> Reading passage:
[start]
# Dialogue (tenses)



## nycphotography

Dois tipos são sentado sub um arvore:
-- E se não houver vida depois da morte?  Supõe que só temos direito a isto.
-- Ora, não me importo.  Mesmo Assim.  Aceito.
-- Pois, mas eu gostaria de saber já se não vou ter a recompensa eterna pelo meu comportamento.

Can I please see some translations of this one?  

I'm curious what shades of meaning and translations I get from native portuguese speakers.

Thank you all.


----------



## Outsider

nycphotography said:
			
		

> Dois tipos são sentado sub um arvore:
> 
> Two guys are sitting under a tree.


Did you write the sentence above yourself?

_-- E se não houver vida depois da morte?  Supõe que só temos direito a isto.
'What if there is no life after death? Suppose this is all we're entitled to.'

-- Ora, não me importo.  Mesmo Assim.  Aceito.
'Oh, I won't mind. I'll take it. Anyway.'

-- Pois, mas eu gostaria de saber já se não vou ter a recompensa eterna pelo meu comportamento.
'Yeah, but I'd like to know now if I won't be getting the eternal reward for my behaviour.'_


----------



## Vanda

nycphotography said:
			
		

> Dois tipos são sentado sub um arvore:
> -- E se não houver vida depois da morte? Supõe que só temos direito a isto.
> -- Ora, não me importo. Mesmo Assim. Aceito.
> -- Pois, mas eu gostaria de saber já se não vou ter a recompensa eterna pelo meu comportamento.
> 
> Can I please see some translations of this one?
> 
> I'm curious what shades of meaning and translations I get from native portuguese speakers.
> 
> Thank you all.


 
Two guys are sitting under a tree:
- what if there's no life after death after all? One can thing this is all we've got.
- Well, I don't mind. Anyway, I accept that.
- As for me, I'd like to know now if I'm not having the eternal reward by my behavior....

Como vc disse, você terá nuances diferentes. Let's wait for the others.


----------



## nycphotography

Outsider said:
			
		

> Did you write the sentence above yourself?


 
I must confess, yes I did.  You guessed by my horrible Portuguese?  hehe


----------



## Outsider

Let me correct it for you.

_Dois tipos estão sentados sob uma árvore._

("Debaixo de uma árvore" would be more normal in the spoken language.)


----------



## nycphotography

Outsider said:
			
		

> Let me correct it for you.
> 
> _Dois tipos estão sentados sob uma árvore._
> 
> ("Debaixo de uma árvore" would be more normal in the spoken language.)


 
Ugh.   5 Marks.  

Ser vs estar I've known since 3rd grade spanish.  Still blew it.  *shaking my head in shame*

Saying "sob uma arvore" would imply buried then?


----------



## Vanda

nycphotography said:
			
		

> Ugh. 5 Marks.
> 
> Ser vs estar I've known since 3rd grade spanish. Still blew it. *shaking my head in shame*
> 
> Saying "sob uma arvore" would imply buried then?
[end]
> Records provided:
[start]
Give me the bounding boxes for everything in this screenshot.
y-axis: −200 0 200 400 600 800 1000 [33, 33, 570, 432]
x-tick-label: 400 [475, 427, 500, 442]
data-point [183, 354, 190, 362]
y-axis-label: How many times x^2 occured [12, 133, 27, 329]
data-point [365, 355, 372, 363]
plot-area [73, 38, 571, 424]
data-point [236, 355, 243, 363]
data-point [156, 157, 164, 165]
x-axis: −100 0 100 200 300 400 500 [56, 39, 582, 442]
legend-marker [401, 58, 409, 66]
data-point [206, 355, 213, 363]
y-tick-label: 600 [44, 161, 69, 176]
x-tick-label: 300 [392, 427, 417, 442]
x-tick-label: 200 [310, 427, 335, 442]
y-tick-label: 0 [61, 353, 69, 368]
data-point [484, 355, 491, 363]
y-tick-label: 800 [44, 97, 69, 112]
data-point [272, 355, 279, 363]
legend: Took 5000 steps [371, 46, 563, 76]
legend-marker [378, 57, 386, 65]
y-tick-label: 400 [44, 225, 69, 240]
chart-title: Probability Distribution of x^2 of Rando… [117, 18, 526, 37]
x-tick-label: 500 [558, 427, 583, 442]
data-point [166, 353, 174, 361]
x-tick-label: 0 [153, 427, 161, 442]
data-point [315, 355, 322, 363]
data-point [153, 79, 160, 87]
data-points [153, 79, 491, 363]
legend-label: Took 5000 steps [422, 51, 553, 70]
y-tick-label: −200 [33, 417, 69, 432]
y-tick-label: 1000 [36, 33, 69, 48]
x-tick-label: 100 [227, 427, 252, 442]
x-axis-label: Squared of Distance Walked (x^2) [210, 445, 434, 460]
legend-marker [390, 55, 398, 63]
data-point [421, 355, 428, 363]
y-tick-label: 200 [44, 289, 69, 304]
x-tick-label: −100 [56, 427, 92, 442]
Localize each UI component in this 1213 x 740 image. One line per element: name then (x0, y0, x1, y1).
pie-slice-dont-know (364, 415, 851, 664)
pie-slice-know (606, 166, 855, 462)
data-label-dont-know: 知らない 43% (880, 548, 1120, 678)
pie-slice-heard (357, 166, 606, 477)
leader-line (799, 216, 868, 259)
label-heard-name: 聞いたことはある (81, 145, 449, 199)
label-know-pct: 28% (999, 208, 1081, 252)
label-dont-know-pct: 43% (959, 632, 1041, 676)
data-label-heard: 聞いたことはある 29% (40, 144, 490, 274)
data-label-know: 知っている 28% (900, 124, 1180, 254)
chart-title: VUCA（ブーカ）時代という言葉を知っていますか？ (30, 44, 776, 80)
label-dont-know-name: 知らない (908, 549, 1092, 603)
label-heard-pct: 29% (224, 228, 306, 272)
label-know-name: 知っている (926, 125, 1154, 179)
[end]
> Required actions:
a) According to the Portuguese translation thread, why is nycphotography shaking their head in shame?
b) Summarize the Portuguese translation thread in two sentences.
c) Carry on the Portuguese translation thread from the point where it stops.
The entries play no part in this work.

> Expected answers:
a) nycphotography had known the difference between ser and estar since third-grade Spanish but still got it wrong. The opening line used "são" where the corrected version uses "estão."

b) nycphotography posts a short Portuguese dialogue between two guys sitting under a tree and asks native speakers for translations, and Outsider and Vanda each offer an English version. Outsider then corrects the opening line to "Dois tipos estão sentados sob uma árvore," noting that "debaixo de uma árvore" is more usual in speech, and nycphotography admits to the ser/estar slip and asks whether "sob uma arvore" would imply being buried.

c)
 
No, not necessarily. Sob um árvore é o mesmo que debaixo de, só
que na linguagem oral usa-se mais debaixo de ....


----------



## nycphotography

Thank you.  I'm interested in more translations if anyone thinks they have a different nuance.

I'm going to start asking specific questions now.

*E se não houver vida depois da morte?*

In this sentence, is *se* an object pronoun? a reflexive pronoun?  or the word if?  IE, in this context, is haver transitive or reflexive? How can I reasonably tell the difference when encountering similar constructions?

In this usage, does haver mean ter, obter, or conseguir?

Lacking the context, I would have (and initially had) interpreted the sentence as:

_And you (vc) won't obtain life after death?_

What clues should have told me it was a "general philosophical question" rather than a specific personal one?


----------



## Outsider

nycphotography said:
			
		

> Thank you.  I'm interested in more translations if anyone thinks they have a different nuance.


Not exactly a different nuance, but the last sentence could also be translated as:

_'Yeah, but I'd like to know now if *I'm not going to get* the eternal reward for my behaviour.'
'Yeah, but I'd like to know now *whether or not I'll get* the eternal reward for my behaviour.'_

The latter translation is the least literal, but possibly clearer than the other two. The first two are a little clunky, but I couldn't come up with anything better, and anyway the original sentence is a bit convoluted, too.



			
				nycphotography said:
			
		

> *E se não houver vida depois da morte?*
> 
> In this sentence, is *se* an object pronoun? a reflexive pronoun?  or the word if?  IE, in this context, is haver transitive or reflexive? How can I reasonably tell the difference when encountering similar constructions?


It means "if" (or "whether"). Unfortunately, Portuguese does not distinguish "se" from "si", as Spanish does. You have to pay attention to the context, but usually it's easy to guess the right meaning.



			
				nycphotography said:
			
		

> In this usage, does haver mean ter, obter, or conseguir?


Neither; "haver" used impersonally means "to exist". It's the equivalent of English "there to be", and Spanish impersonal "haber". Take a look at this thread.



			
				nycphotography said:
			
		

> Lacking the context, I would have (and initially had) interpreted the sentence as:
> 
> _And you (vc) won't obtain life after death?_
> 
> What clues should have told me it was a "general philosophical question" rather than a specific personal one?


"E se...?" = "What if...?" 
This is a set phrase* worth memorizing. 

*In some cases, "E se...?" can have the literal meaning "And if...?", but you shouldn't have any problem figuring those out.


----------



## nycphotography

Thank you.   Next question:

*Supõe que só temos direito a isto.*

Suppose that we have right to [only this] (life and nothing after)?  
Suppose that [only we] have this right?
Suppose that we have [only this] right?
Suppose that we [only have] this (particular) right?

1 right and 3 wrong interpretations? What grammatically rules out each possibility (other than the fact that I already knew what he was saying)?




Also: *temos direito a isto*

Wouldn't *direito* require a possesive or an article or something *temos o direito*?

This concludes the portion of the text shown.